Search the material below for the string "name" and list each line that holds it.

**Provided information**:
★ ★ ★
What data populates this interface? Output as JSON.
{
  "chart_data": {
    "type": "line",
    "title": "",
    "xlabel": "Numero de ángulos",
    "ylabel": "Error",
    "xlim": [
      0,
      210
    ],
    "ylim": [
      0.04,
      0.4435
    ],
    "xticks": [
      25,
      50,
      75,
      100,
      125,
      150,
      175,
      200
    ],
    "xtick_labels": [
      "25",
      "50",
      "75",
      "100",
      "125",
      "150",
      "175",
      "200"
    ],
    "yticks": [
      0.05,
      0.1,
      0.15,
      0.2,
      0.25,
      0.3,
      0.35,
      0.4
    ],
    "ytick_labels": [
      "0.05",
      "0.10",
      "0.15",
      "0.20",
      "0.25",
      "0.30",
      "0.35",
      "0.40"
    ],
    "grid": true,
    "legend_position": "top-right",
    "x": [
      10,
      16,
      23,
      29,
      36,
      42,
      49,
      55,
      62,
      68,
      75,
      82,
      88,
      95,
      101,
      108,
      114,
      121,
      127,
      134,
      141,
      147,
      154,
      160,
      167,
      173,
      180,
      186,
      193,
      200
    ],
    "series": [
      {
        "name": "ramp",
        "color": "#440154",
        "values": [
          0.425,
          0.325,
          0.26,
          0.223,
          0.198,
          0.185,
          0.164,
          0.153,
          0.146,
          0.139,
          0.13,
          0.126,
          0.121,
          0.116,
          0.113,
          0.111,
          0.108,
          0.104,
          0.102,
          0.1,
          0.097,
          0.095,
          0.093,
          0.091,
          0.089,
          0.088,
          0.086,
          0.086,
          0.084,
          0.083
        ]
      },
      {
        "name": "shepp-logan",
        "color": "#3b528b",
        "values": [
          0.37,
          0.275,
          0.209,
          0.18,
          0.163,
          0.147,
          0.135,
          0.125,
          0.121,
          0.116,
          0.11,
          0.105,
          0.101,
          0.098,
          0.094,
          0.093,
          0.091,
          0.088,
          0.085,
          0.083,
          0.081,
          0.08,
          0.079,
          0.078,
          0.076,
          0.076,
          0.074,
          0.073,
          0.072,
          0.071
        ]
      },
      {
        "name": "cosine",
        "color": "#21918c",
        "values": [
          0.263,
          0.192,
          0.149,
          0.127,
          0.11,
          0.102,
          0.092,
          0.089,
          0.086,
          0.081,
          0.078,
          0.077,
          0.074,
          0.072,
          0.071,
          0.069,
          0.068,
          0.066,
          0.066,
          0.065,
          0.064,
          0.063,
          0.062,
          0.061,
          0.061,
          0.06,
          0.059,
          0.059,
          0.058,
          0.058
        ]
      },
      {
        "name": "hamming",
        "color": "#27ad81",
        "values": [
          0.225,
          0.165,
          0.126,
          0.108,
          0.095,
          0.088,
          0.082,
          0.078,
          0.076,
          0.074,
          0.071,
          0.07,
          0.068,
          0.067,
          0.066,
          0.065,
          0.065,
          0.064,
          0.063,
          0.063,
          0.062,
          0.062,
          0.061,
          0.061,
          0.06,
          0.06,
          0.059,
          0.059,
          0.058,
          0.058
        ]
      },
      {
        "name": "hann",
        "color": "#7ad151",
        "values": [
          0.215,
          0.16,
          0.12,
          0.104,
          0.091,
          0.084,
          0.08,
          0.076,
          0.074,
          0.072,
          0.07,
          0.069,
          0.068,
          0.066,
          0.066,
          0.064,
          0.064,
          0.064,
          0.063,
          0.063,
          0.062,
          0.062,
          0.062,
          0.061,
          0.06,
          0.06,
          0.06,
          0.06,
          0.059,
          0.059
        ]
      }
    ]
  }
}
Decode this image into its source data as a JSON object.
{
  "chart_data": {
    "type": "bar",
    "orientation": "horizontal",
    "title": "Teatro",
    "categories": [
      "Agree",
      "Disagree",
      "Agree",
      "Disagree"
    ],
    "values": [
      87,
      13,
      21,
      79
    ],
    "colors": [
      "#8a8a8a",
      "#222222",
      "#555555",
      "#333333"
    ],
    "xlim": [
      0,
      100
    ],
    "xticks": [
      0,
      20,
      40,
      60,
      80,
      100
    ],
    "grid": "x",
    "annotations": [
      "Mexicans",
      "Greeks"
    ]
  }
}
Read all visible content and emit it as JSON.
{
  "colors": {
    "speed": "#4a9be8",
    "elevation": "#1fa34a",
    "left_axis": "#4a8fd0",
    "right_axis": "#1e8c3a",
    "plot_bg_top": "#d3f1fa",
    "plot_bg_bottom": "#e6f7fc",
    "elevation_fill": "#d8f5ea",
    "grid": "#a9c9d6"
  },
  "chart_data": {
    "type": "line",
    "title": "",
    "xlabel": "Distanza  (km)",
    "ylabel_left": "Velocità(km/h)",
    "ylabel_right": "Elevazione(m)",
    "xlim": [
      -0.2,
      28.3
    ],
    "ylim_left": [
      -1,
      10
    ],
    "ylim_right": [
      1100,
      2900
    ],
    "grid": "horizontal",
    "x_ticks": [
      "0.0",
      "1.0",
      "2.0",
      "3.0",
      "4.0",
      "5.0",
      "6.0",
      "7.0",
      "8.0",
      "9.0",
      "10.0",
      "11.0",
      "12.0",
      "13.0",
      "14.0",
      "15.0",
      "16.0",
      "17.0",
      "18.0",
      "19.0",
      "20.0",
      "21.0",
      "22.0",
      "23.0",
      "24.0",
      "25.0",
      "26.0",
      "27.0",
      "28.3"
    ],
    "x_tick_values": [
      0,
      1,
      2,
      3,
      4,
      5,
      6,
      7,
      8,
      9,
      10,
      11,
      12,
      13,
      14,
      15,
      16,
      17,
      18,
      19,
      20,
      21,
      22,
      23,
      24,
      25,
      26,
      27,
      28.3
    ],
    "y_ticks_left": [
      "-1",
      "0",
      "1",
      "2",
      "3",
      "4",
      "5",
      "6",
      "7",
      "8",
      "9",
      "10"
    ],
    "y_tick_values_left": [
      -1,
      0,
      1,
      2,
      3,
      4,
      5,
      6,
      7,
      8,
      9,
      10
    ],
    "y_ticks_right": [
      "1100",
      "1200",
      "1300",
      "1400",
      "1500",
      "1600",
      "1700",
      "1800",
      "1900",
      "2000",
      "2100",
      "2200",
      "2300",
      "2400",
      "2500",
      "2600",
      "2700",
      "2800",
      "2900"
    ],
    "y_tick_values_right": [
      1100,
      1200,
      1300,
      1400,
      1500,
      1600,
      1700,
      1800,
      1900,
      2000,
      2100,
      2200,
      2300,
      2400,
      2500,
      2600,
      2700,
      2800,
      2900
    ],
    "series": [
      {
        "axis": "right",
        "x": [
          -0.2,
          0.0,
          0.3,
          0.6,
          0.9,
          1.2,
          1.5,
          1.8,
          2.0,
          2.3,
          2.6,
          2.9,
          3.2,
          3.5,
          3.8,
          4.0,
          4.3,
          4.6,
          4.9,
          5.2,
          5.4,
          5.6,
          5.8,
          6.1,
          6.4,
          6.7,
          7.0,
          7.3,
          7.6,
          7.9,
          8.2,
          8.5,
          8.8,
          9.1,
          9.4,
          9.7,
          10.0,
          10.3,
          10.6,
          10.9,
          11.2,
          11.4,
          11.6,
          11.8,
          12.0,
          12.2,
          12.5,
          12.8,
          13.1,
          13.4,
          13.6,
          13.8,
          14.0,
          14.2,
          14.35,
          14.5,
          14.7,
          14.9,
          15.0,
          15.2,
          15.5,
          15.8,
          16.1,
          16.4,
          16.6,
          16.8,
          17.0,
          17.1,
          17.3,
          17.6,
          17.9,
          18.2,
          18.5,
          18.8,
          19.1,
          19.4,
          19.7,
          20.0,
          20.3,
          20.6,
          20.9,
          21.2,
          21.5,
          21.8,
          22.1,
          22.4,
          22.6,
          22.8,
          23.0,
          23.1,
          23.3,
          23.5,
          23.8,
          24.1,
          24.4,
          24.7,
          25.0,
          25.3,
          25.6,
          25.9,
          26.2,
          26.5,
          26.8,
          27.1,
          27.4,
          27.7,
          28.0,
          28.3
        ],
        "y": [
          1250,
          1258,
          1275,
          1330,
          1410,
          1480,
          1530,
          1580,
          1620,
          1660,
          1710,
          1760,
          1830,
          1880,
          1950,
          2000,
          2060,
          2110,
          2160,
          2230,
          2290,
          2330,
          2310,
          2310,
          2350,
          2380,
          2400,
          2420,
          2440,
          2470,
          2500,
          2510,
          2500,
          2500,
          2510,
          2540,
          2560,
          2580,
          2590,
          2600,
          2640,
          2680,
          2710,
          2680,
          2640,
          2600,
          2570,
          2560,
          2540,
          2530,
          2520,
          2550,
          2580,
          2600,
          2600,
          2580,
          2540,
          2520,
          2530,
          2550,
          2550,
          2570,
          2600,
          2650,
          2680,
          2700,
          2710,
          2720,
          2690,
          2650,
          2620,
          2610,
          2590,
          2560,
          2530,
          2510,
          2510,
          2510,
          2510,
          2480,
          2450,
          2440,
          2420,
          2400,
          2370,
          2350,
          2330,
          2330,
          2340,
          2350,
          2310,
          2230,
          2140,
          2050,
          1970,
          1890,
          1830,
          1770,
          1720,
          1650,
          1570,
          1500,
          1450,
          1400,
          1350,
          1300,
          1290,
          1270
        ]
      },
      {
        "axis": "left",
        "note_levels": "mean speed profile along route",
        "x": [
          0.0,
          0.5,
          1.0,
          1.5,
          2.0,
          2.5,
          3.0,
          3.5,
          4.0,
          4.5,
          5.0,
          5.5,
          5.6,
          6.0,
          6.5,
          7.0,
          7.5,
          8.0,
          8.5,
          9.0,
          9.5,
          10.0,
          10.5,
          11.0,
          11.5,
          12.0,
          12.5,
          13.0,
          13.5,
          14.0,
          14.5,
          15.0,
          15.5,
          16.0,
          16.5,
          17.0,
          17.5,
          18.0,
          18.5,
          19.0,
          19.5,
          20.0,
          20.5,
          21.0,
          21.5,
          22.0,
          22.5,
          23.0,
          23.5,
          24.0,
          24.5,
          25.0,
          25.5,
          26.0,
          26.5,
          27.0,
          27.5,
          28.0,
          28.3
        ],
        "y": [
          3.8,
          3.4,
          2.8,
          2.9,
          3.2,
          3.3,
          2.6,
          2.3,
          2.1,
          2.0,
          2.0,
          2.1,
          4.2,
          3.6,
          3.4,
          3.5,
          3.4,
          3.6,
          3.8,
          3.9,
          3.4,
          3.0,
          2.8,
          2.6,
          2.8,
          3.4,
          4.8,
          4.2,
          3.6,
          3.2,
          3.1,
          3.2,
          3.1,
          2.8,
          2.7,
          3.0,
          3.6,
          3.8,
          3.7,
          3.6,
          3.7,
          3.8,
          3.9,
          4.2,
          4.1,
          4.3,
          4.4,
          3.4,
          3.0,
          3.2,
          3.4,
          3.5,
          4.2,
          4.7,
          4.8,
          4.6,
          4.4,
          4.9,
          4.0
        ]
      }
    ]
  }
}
★ ★ ★
**Exercise solution**:
        "name": "ramp",
        "name": "shepp-logan",
        "name": "cosine",
        "name": "hamming",
        "name": "hann",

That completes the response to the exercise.